* [What to work on]
Copy each line below in which the string "cultural" occurs.

* [Extracted information]
▼

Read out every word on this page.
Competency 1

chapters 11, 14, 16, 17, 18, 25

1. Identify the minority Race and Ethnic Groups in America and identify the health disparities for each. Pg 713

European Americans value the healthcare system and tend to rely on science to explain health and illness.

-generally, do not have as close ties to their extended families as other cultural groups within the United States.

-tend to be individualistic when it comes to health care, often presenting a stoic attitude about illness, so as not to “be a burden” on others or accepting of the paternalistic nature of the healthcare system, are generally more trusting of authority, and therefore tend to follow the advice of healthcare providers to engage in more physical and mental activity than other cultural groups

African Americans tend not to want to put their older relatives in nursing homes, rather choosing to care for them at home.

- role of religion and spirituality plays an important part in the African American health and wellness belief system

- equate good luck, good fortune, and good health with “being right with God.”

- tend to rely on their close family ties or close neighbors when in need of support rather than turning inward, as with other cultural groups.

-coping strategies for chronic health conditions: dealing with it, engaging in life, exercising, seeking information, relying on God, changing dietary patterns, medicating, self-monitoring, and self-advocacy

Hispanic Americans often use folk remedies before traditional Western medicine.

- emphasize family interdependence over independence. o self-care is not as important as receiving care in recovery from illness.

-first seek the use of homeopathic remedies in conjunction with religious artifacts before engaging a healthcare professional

▲

* [Solution to this problem]
-generally, do not have as close ties to their extended families as other cultural groups within the United States.
-tend to be individualistic when it comes to health care, often presenting a stoic attitude about illness, so as not to “be a burden” on others or accepting of the paternalistic nature of the healthcare system, are generally more trusting of authority, and therefore tend to follow the advice of healthcare providers to engage in more physical and mental activity than other cultural groups
- tend to rely on their close family ties or close neighbors when in need of support rather than turning inward, as with other cultural groups.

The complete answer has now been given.